··· Dataset excerpts ···

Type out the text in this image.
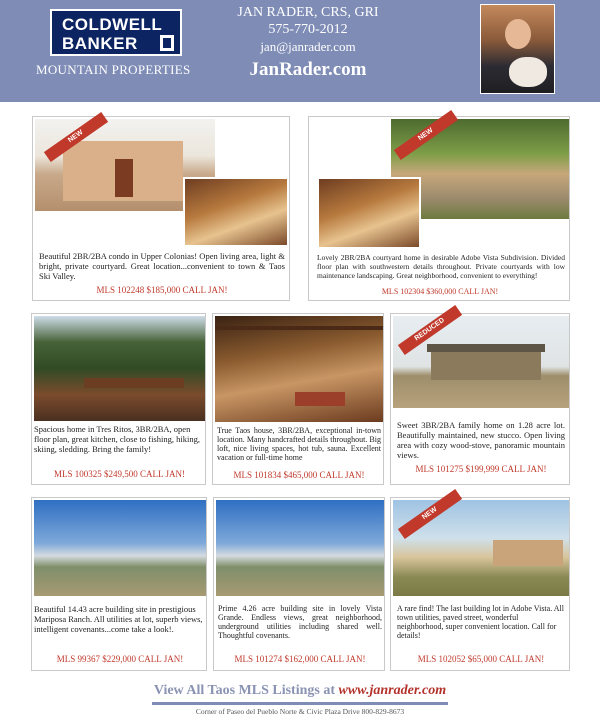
COLDWELL
BANKER
MOUNTAIN PROPERTIES
JAN RADER, CRS, GRI
575-770-2012
jan@janrader.com
JanRader.com
NEW
Beautiful 2BR/2BA condo in Upper Colonias! Open living area, light & bright, private courtyard. Great location...convenient to town & Taos Ski Valley.
MLS 102248 $185,000 CALL JAN!
NEW
Lovely 2BR/2BA courtyard home in desirable Adobe Vista Subdivision. Divided floor plan with southwestern details throughout. Private courtyards with low maintenance landscaping. Great neighborhood, convenient to everything!
MLS 102304 $360,000 CALL JAN!
Spacious home in Tres Ritos, 3BR/2BA, open floor plan, great kitchen, close to fishing, hiking, skiing, sledding. Bring the family!
MLS 100325 $249,500 CALL JAN!
True Taos house, 3BR/2BA, exceptional in-town location. Many handcrafted details throughout. Big loft, nice living spaces, hot tub, sauna. Excellent vacation or full-time home
MLS 101834 $465,000 CALL JAN!
REDUCED
Sweet 3BR/2BA family home on 1.28 acre lot. Beautifully maintained, new stucco. Open living area with cozy wood-stove, panoramic mountain views.
MLS 101275 $199,999 CALL JAN!
Beautiful 14.43 acre building site in prestigious Mariposa Ranch. All utilities at lot, superb views, intelligent covenants...come take a look!.
MLS 99367 $229,000 CALL JAN!
Prime 4.26 acre building site in lovely Vista Grande. Endless views, great neighborhood, underground utilities including shared well. Thoughtful covenants.
MLS 101274 $162,000 CALL JAN!
NEW
A rare find! The last building lot in Adobe Vista. All town utilities, paved street, wonderful neighborhood, super convenient location. Call for details!
MLS 102052 $65,000 CALL JAN!
View All Taos MLS Listings at www.janrader.com
Corner of Paseo del Pueblo Norte & Civic Plaza Drive 800-829-8673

···

- [Exercise prompt]:
Write out all the entries word for word, but skip any images.

- [Response to the exercise]:
Type out the text in this image.
COLDWELL
BANKER
MOUNTAIN PROPERTIES
JAN RADER, CRS, GRI
575-770-2012
jan@janrader.com
JanRader.com
NEW
Beautiful 2BR/2BA condo in Upper Colonias! Open living area, light & bright, private courtyard. Great location...convenient to town & Taos Ski Valley.
MLS 102248 $185,000 CALL JAN!
NEW
Lovely 2BR/2BA courtyard home in desirable Adobe Vista Subdivision. Divided floor plan with southwestern details throughout. Private courtyards with low maintenance landscaping. Great neighborhood, convenient to everything!
MLS 102304 $360,000 CALL JAN!
Spacious home in Tres Ritos, 3BR/2BA, open floor plan, great kitchen, close to fishing, hiking, skiing, sledding. Bring the family!
MLS 100325 $249,500 CALL JAN!
True Taos house, 3BR/2BA, exceptional in-town location. Many handcrafted details throughout. Big loft, nice living spaces, hot tub, sauna. Excellent vacation or full-time home
MLS 101834 $465,000 CALL JAN!
REDUCED
Sweet 3BR/2BA family home on 1.28 acre lot. Beautifully maintained, new stucco. Open living area with cozy wood-stove, panoramic mountain views.
MLS 101275 $199,999 CALL JAN!
Beautiful 14.43 acre building site in prestigious Mariposa Ranch. All utilities at lot, superb views, intelligent covenants...come take a look!.
MLS 99367 $229,000 CALL JAN!
Prime 4.26 acre building site in lovely Vista Grande. Endless views, great neighborhood, underground utilities including shared well. Thoughtful covenants.
MLS 101274 $162,000 CALL JAN!
NEW
A rare find! The last building lot in Adobe Vista. All town utilities, paved street, wonderful neighborhood, super convenient location. Call for details!
MLS 102052 $65,000 CALL JAN!
View All Taos MLS Listings at www.janrader.com
Corner of Paseo del Pueblo Norte & Civic Plaza Drive 800-829-8673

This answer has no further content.